_PROBLEM TO WORK ON:_ Identify the lines that contain the word "What" and copy each one.

_DATASET RECORDS:_

════════════════

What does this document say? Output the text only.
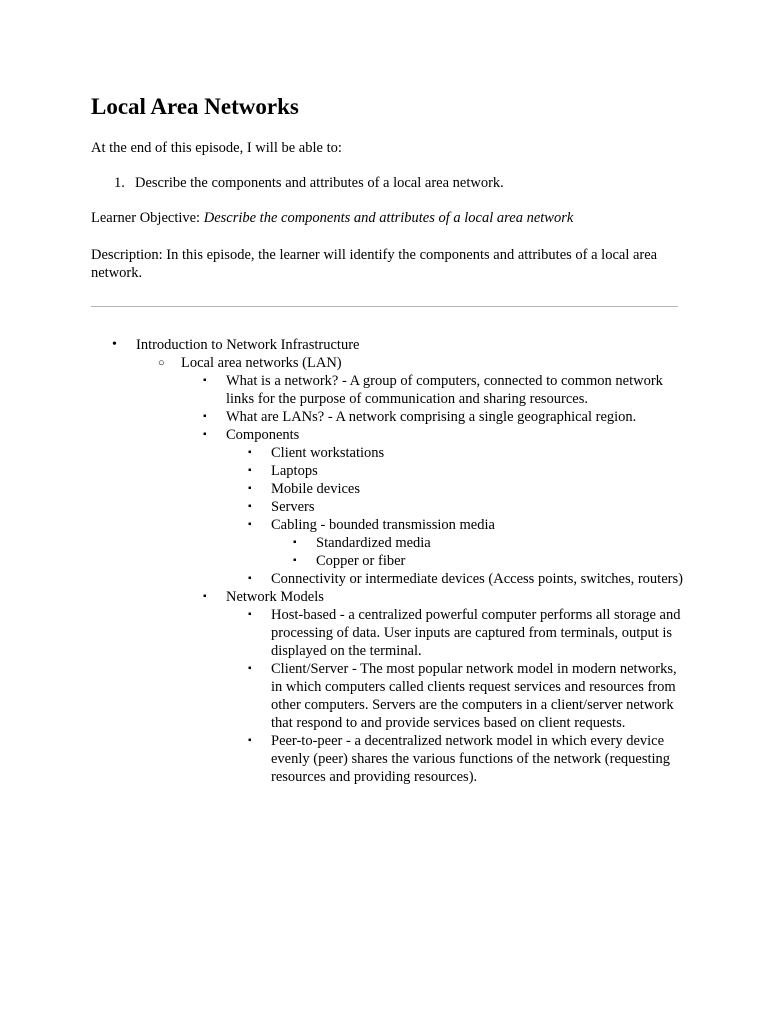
Local Area Networks

At the end of this episode, I will be able to:

1. Describe the components and attributes of a local area network.

Learner Objective: Describe the components and attributes of a local area network

Description: In this episode, the learner will identify the components and attributes of a local area network.

•	Introduction to Network Infrastructure
○	Local area networks (LAN)
▪	What is a network? - A group of computers, connected to common network links for the purpose of communication and sharing resources.
▪	What are LANs? - A network comprising a single geographical region.
▪	Components
▪	Client workstations
▪	Laptops
▪	Mobile devices
▪	Servers
▪	Cabling - bounded transmission media
▪	Standardized media
▪	Copper or fiber
▪	Connectivity or intermediate devices (Access points, switches, routers)
▪	Network Models
▪	Host-based - a centralized powerful computer performs all storage and processing of data. User inputs are captured from terminals, output is displayed on the terminal.
▪	Client/Server - The most popular network model in modern networks, in which computers called clients request services and resources from other computers. Servers are the computers in a client/server network that respond to and provide services based on client requests.
▪	Peer-to-peer - a decentralized network model in which every device evenly (peer) shares the various functions of the network (requesting resources and providing resources).
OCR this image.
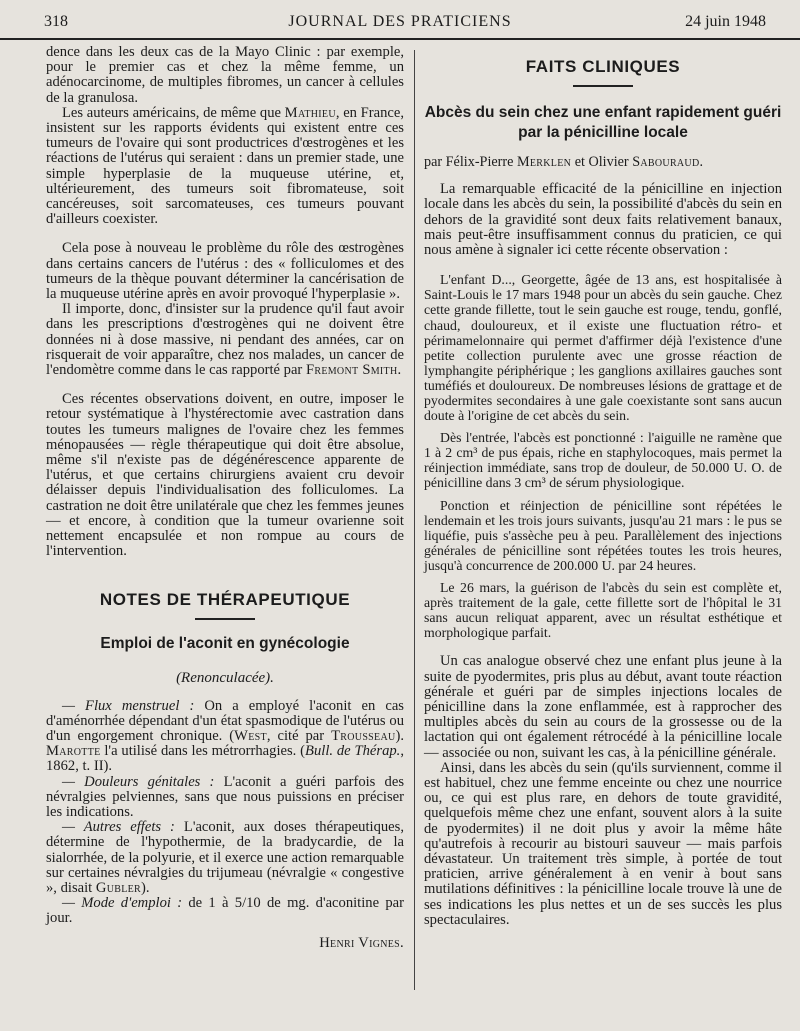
318	JOURNAL DES PRATICIENS	24 juin 1948

dence dans les deux cas de la Mayo Clinic : par exemple, pour le premier cas et chez la même femme, un adénocarcinome, de multiples fibromes, un cancer à cellules de la granulosa.

Les auteurs américains, de même que Mathieu, en France, insistent sur les rapports évidents qui existent entre ces tumeurs de l'ovaire qui sont productrices d'œstrogènes et les réactions de l'utérus qui seraient : dans un premier stade, une simple hyperplasie de la muqueuse utérine, et, ultérieurement, des tumeurs soit fibromateuse, soit cancéreuses, soit sarcomateuses, ces tumeurs pouvant d'ailleurs coexister.

Cela pose à nouveau le problème du rôle des œstrogènes dans certains cancers de l'utérus : des « folliculomes et des tumeurs de la thèque pouvant déterminer la cancérisation de la muqueuse utérine après en avoir provoqué l'hyperplasie ».

Il importe, donc, d'insister sur la prudence qu'il faut avoir dans les prescriptions d'œstrogènes qui ne doivent être données ni à dose massive, ni pendant des années, car on risquerait de voir apparaître, chez nos malades, un cancer de l'endomètre comme dans le cas rapporté par Fremont Smith.

Ces récentes observations doivent, en outre, imposer le retour systématique à l'hystérectomie avec castration dans toutes les tumeurs malignes de l'ovaire chez les femmes ménopausées — règle thérapeutique qui doit être absolue, même s'il n'existe pas de dégénérescence apparente de l'utérus, et que certains chirurgiens avaient cru devoir délaisser depuis l'individualisation des folliculomes. La castration ne doit être unilatérale que chez les femmes jeunes — et encore, à condition que la tumeur ovarienne soit nettement encapsulée et non rompue au cours de l'intervention.

NOTES DE THÉRAPEUTIQUE
Emploi de l'aconit en gynécologie
(Renonculacée).

— Flux menstruel : On a employé l'aconit en cas d'aménorrhée dépendant d'un état spasmodique de l'utérus ou d'un engorgement chronique. (West, cité par Trousseau). Marotte l'a utilisé dans les métrorrhagies. (Bull. de Thérap., 1862, t. II).

— Douleurs génitales : L'aconit a guéri parfois des névralgies pelviennes, sans que nous puissions en préciser les indications.

— Autres effets : L'aconit, aux doses thérapeutiques, détermine de l'hypothermie, de la bradycardie, de la sialorrhée, de la polyurie, et il exerce une action remarquable sur certaines névralgies du trijumeau (névralgie « congestive », disait Gubler).

— Mode d'emploi : de 1 à 5/10 de mg. d'aconitine par jour.

Henri Vignes.
FAITS CLINIQUES
Abcès du sein chez une enfant rapidement guéri par la pénicilline locale

par Félix-Pierre Merklen et Olivier Sabouraud.

La remarquable efficacité de la pénicilline en injection locale dans les abcès du sein, la possibilité d'abcès du sein en dehors de la gravidité sont deux faits relativement banaux, mais peut-être insuffisamment connus du praticien, ce qui nous amène à signaler ici cette récente observation :

L'enfant D..., Georgette, âgée de 13 ans, est hospitalisée à Saint-Louis le 17 mars 1948 pour un abcès du sein gauche. Chez cette grande fillette, tout le sein gauche est rouge, tendu, gonflé, chaud, douloureux, et il existe une fluctuation rétro- et périmamelonnaire qui permet d'affirmer déjà l'existence d'une petite collection purulente avec une grosse réaction de lymphangite périphérique ; les ganglions axillaires gauches sont tuméfiés et douloureux. De nombreuses lésions de grattage et de pyodermites secondaires à une gale coexistante sont sans aucun doute à l'origine de cet abcès du sein.

Dès l'entrée, l'abcès est ponctionné : l'aiguille ne ramène que 1 à 2 cm³ de pus épais, riche en staphylocoques, mais permet la réinjection immédiate, sans trop de douleur, de 50.000 U. O. de pénicilline dans 3 cm³ de sérum physiologique.

Ponction et réinjection de pénicilline sont répétées le lendemain et les trois jours suivants, jusqu'au 21 mars : le pus se liquéfie, puis s'assèche peu à peu. Parallèlement des injections générales de pénicilline sont répétées toutes les trois heures, jusqu'à concurrence de 200.000 U. par 24 heures.

Le 26 mars, la guérison de l'abcès du sein est complète et, après traitement de la gale, cette fillette sort de l'hôpital le 31 sans aucun reliquat apparent, avec un résultat esthétique et morphologique parfait.

Un cas analogue observé chez une enfant plus jeune à la suite de pyodermites, pris plus au début, avant toute réaction générale et guéri par de simples injections locales de pénicilline dans la zone enflammée, est à rapprocher des multiples abcès du sein au cours de la grossesse ou de la lactation qui ont également rétrocédé à la pénicilline locale — associée ou non, suivant les cas, à la pénicilline générale.

Ainsi, dans les abcès du sein (qu'ils surviennent, comme il est habituel, chez une femme enceinte ou chez une nourrice ou, ce qui est plus rare, en dehors de toute gravidité, quelquefois même chez une enfant, souvent alors à la suite de pyodermites) il ne doit plus y avoir la même hâte qu'autrefois à recourir au bistouri sauveur — mais parfois dévastateur. Un traitement très simple, à portée de tout praticien, arrive généralement à en venir à bout sans mutilations définitives : la pénicilline locale trouve là une de ses indications les plus nettes et un de ses succès les plus spectaculaires.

════════════════

_RIGHT ANSWER:_
What does this document say? Output the text only.
▪	What is a network? - A group of computers, connected to common network links for the purpose of communication and sharing resources.
▪	What are LANs? - A network comprising a single geographical region.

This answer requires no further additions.